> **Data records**
□ □ □ □
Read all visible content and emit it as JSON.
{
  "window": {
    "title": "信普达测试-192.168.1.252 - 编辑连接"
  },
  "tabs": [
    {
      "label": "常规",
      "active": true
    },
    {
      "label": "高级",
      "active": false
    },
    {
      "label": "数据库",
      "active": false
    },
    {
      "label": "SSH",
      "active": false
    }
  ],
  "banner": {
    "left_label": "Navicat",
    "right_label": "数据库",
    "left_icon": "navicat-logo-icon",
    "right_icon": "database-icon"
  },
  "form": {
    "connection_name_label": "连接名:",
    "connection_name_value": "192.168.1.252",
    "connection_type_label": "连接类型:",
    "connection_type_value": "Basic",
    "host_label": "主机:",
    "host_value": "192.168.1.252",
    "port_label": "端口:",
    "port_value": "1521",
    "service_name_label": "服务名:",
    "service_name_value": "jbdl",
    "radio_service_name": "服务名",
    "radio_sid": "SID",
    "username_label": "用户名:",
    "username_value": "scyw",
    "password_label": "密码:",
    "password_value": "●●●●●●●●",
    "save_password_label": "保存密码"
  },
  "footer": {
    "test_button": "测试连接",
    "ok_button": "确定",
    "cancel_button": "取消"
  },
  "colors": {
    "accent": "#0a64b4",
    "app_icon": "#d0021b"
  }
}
□ □ □ □
> **AIM**
Extract every entry in the listing word for word.

> **FINISHED EXERCISE**
Read all visible content and emit it as JSON.
{
  "window": {
    "title": "信普达测试-192.168.1.252 - 编辑连接"
  },
  "tabs": [
    {
      "label": "常规",
      "active": true
    },
    {
      "label": "高级",
      "active": false
    },
    {
      "label": "数据库",
      "active": false
    },
    {
      "label": "SSH",
      "active": false
    }
  ],
  "banner": {
    "left_label": "Navicat",
    "right_label": "数据库",
    "left_icon": "navicat-logo-icon",
    "right_icon": "database-icon"
  },
  "form": {
    "connection_name_label": "连接名:",
    "connection_name_value": "192.168.1.252",
    "connection_type_label": "连接类型:",
    "connection_type_value": "Basic",
    "host_label": "主机:",
    "host_value": "192.168.1.252",
    "port_label": "端口:",
    "port_value": "1521",
    "service_name_label": "服务名:",
    "service_name_value": "jbdl",
    "radio_service_name": "服务名",
    "radio_sid": "SID",
    "username_label": "用户名:",
    "username_value": "scyw",
    "password_label": "密码:",
    "password_value": "●●●●●●●●",
    "save_password_label": "保存密码"
  },
  "footer": {
    "test_button": "测试连接",
    "ok_button": "确定",
    "cancel_button": "取消"
  },
  "colors": {
    "accent": "#0a64b4",
    "app_icon": "#d0021b"
  }
}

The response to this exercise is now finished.